EXERCISE TASK:
Reproduce every entry exactly and leave its pictures out.

Dataset records
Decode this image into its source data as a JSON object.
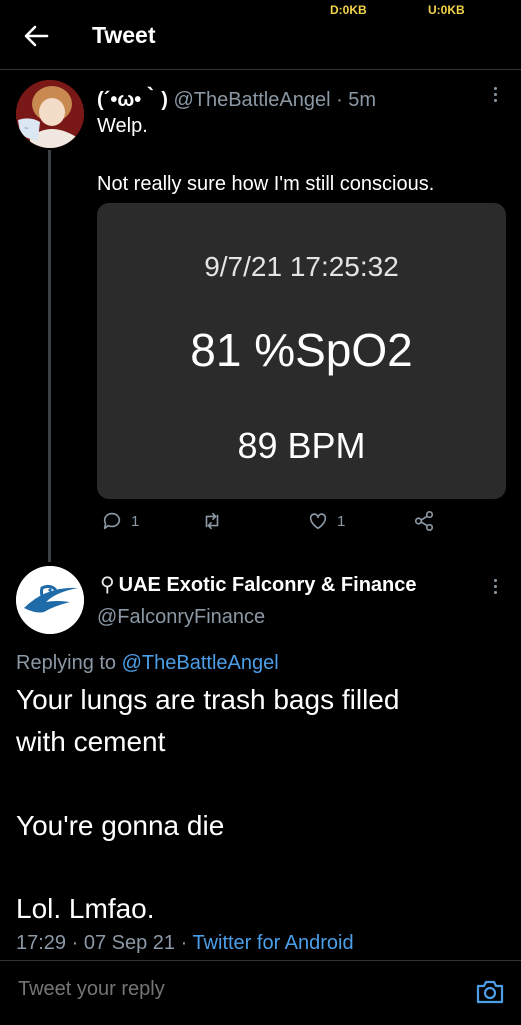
{
  "status_bar": {
    "download": "D:0KB",
    "upload": "U:0KB"
  },
  "header": {
    "title": "Tweet"
  },
  "tweet1": {
    "display_name": "(´•ω•｀)",
    "handle": "@TheBattleAngel",
    "time": "· 5m",
    "text_line1": "Welp.",
    "text_line2": "Not really sure how I'm still conscious.",
    "media": {
      "datetime": "9/7/21 17:25:32",
      "spo2": "81 %SpO2",
      "bpm": "89 BPM"
    },
    "reply_count": "1",
    "like_count": "1"
  },
  "tweet2": {
    "display_name": "UAE Exotic Falconry & Finance",
    "handle": "@FalconryFinance",
    "replying_prefix": "Replying to",
    "replying_to": "@TheBattleAngel",
    "body": [
      "Your lungs are trash bags filled",
      "with cement",
      "You're gonna die",
      "Lol. Lmfao."
    ],
    "meta_time": "17:29 · 07 Sep 21 ·",
    "meta_source": "Twitter for Android"
  },
  "reply_bar": {
    "placeholder": "Tweet your reply"
  },
  "colors": {
    "link": "#4c9ee8",
    "muted": "#8b98a5",
    "background": "#000000",
    "media_bg": "#2b2b2b",
    "status": "#f2d34a"
  },
  "icons": [
    "back-arrow-icon",
    "more-icon",
    "reply-icon",
    "retweet-icon",
    "like-icon",
    "share-icon",
    "bird-icon",
    "camera-icon"
  ]
}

OUTPUT:
Decode this image into its source data as a JSON object.
{
  "status_bar": {
    "download": "D:0KB",
    "upload": "U:0KB"
  },
  "header": {
    "title": "Tweet"
  },
  "tweet1": {
    "display_name": "(´•ω•｀)",
    "handle": "@TheBattleAngel",
    "time": "· 5m",
    "text_line1": "Welp.",
    "text_line2": "Not really sure how I'm still conscious.",
    "media": {
      "datetime": "9/7/21 17:25:32",
      "spo2": "81 %SpO2",
      "bpm": "89 BPM"
    },
    "reply_count": "1",
    "like_count": "1"
  },
  "tweet2": {
    "display_name": "UAE Exotic Falconry & Finance",
    "handle": "@FalconryFinance",
    "replying_prefix": "Replying to",
    "replying_to": "@TheBattleAngel",
    "body": [
      "Your lungs are trash bags filled",
      "with cement",
      "You're gonna die",
      "Lol. Lmfao."
    ],
    "meta_time": "17:29 · 07 Sep 21 ·",
    "meta_source": "Twitter for Android"
  },
  "reply_bar": {
    "placeholder": "Tweet your reply"
  },
  "colors": {
    "link": "#4c9ee8",
    "muted": "#8b98a5",
    "background": "#000000",
    "media_bg": "#2b2b2b",
    "status": "#f2d34a"
  },
  "icons": [
    "back-arrow-icon",
    "more-icon",
    "reply-icon",
    "retweet-icon",
    "like-icon",
    "share-icon",
    "bird-icon",
    "camera-icon"
  ]
}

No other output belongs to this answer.